--- TEXT SHOWN ---

Or how Sally Feldman's iPad went from cuddly kitty to proud panther

十月 28, 2010

Have you ever noticed how, whenever a new digital aid is introduced into any transaction, it's the customer who ends up paying for it? When you're booking tickets to the theatre you have to endure five minutes of tinny show tunes, then a series of cheerful ads, then a string of irrelevant choices, then if you're lucky you might get to buy the tickets - but only by paying an exorbitant booking supplement, plus the hidden charge of your phone bill.

Worst of all is my pet hate: the multi-option voice-recognition system. It's clearly designed to engage you in long and infuriating exchanges at astronomical cost. You yell. It misunderstands. You spell out the name of the cinema, the film, the time, then your name and address and probably that of your next of kin as well, all of which it invariably mishears.

--- PROVIDED INFORMATION ---

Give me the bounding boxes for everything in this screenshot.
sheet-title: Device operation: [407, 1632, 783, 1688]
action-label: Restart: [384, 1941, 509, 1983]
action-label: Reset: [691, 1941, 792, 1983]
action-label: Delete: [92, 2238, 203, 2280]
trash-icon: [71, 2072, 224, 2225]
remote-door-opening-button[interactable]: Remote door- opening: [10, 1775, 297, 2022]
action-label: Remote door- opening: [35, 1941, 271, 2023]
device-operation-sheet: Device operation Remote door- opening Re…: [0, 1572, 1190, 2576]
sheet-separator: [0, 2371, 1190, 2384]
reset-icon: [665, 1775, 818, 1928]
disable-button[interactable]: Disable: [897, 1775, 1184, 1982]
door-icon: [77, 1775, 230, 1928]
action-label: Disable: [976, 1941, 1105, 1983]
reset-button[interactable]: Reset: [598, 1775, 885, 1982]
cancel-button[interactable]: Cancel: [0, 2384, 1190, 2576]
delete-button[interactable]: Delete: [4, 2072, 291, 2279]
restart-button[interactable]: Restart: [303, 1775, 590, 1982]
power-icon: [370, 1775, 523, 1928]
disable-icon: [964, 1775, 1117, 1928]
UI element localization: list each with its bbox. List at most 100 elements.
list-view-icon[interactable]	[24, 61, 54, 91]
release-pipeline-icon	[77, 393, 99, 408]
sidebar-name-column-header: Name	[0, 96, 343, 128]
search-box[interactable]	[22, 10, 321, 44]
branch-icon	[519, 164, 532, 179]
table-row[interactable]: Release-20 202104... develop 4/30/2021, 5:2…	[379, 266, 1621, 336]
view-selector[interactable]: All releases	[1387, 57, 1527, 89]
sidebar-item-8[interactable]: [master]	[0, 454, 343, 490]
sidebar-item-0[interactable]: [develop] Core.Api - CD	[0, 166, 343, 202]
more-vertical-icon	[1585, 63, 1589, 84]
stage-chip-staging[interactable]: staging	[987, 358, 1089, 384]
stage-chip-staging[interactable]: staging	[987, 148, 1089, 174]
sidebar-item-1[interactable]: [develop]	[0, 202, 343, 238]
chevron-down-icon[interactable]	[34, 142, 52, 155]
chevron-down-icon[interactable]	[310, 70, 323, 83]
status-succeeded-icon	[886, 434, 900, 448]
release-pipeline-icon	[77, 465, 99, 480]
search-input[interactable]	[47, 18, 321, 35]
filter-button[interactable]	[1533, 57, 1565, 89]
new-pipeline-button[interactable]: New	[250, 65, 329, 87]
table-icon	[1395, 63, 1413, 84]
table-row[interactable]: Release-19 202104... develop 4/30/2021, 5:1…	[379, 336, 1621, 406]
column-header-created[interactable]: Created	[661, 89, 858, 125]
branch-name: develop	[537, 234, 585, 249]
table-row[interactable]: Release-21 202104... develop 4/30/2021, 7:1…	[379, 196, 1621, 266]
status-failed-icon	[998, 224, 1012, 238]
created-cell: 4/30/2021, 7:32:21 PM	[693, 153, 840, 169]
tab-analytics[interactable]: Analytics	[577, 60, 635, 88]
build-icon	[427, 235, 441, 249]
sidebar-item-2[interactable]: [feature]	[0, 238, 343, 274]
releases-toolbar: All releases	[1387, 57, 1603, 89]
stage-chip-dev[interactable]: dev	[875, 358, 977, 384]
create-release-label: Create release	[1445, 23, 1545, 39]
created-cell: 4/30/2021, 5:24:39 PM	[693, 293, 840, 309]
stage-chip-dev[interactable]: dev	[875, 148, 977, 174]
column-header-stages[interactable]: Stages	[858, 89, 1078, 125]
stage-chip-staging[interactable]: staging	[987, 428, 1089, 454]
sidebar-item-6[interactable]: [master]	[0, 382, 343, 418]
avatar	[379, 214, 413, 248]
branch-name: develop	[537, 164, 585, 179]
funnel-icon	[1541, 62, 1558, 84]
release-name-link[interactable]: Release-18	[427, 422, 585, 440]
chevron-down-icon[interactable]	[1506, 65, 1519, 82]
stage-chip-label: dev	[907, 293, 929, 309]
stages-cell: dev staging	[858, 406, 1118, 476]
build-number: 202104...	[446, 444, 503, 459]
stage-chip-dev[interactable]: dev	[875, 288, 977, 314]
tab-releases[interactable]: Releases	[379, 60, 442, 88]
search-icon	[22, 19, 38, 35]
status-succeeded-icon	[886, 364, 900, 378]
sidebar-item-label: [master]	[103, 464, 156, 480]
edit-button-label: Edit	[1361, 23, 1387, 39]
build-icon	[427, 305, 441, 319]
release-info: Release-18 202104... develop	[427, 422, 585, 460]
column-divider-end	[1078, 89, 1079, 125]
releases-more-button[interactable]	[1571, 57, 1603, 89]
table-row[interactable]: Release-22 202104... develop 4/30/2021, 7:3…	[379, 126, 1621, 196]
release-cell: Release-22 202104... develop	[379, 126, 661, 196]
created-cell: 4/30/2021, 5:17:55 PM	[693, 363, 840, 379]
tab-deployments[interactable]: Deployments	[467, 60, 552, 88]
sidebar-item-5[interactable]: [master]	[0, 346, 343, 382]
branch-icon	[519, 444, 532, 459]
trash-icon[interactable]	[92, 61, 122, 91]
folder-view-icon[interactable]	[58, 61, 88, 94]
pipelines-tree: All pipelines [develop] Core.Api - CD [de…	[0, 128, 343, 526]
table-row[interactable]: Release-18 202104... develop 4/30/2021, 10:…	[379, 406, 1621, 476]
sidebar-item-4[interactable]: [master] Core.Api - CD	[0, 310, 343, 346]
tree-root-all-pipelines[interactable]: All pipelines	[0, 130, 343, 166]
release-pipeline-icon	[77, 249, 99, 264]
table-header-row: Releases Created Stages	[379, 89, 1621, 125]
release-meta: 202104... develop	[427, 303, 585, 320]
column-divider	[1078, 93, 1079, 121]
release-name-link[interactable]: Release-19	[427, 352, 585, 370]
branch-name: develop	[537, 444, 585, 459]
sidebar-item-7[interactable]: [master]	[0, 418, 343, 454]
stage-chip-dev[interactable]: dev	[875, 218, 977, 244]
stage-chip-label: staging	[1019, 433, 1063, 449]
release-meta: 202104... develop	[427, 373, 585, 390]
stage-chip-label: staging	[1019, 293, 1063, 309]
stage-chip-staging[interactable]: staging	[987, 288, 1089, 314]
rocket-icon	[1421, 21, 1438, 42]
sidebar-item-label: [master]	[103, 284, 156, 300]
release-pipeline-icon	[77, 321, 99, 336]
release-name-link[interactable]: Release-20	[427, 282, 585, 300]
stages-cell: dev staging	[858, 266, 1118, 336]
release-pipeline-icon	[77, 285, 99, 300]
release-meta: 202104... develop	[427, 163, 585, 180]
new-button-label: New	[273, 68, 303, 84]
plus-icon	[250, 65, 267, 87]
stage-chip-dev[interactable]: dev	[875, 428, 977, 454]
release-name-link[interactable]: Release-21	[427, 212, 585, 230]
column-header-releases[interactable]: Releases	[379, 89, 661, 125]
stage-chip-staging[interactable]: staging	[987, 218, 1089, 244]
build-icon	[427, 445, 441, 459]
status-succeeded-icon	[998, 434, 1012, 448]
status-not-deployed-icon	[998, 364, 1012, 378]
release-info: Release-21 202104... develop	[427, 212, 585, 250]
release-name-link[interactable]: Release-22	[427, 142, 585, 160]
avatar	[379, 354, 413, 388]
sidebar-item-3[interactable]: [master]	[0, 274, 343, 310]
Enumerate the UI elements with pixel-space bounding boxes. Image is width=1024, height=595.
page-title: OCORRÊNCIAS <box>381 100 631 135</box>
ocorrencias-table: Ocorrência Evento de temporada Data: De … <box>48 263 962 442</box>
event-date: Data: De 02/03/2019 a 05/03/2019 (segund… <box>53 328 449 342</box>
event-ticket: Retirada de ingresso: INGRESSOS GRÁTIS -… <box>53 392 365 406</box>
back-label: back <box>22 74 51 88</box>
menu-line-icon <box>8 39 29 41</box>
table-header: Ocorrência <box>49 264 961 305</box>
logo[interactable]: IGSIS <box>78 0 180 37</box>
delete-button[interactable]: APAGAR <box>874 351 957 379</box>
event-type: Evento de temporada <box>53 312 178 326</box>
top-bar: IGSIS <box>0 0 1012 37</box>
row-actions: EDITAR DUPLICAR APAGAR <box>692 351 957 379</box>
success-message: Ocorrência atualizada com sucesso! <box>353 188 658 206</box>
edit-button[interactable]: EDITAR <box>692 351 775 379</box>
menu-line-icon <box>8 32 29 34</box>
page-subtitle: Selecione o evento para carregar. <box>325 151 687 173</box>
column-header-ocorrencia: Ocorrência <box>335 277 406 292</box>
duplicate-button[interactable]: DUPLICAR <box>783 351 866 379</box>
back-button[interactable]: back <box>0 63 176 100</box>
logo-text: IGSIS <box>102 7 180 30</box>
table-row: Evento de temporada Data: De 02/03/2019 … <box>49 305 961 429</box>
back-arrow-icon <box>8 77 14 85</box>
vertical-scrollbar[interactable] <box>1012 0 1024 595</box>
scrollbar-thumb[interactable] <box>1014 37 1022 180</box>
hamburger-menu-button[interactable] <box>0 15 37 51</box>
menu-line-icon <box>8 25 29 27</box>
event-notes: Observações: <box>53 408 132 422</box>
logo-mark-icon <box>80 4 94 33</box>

---

[WRITTEN INSTRUCTION A] In the passage about booking systems, what is named as the writer's pet hate?
[WRITTEN INSTRUCTION B] Retype the part of the passage about booking systems that opens with the words containing "Or how Sally" and closes with "your phone bill.".
[WRITTEN INSTRUCTION C] Sum up the passage about booking systems in two sentences.

[SOLUTION A] The multi-option voice-recognition system.

[SOLUTION B]
Or how Sally Feldman's iPad went from cuddly kitty to proud panther

十月 28, 2010

Have you ever noticed how, whenever a new digital aid is introduced into any transaction, it's the customer who ends up paying for it? When you're booking tickets to the theatre you have to endure five minutes of tinny show tunes, then a series of cheerful ads, then a string of irrelevant choices, then if you're lucky you might get to buy the tickets - but only by paying an exorbitant booking supplement, plus the hidden charge of your phone bill.

[SOLUTION C] Whenever a new digital aid enters a transaction, the customer ends up paying for it, as with theater booking lines that make callers sit through show tunes, ads and irrelevant choices before charging a steep booking supplement plus the cost of the call. Worst of all is the multi-option voice-recognition system, which drags callers into long, costly exchanges and mishears every detail they spell out.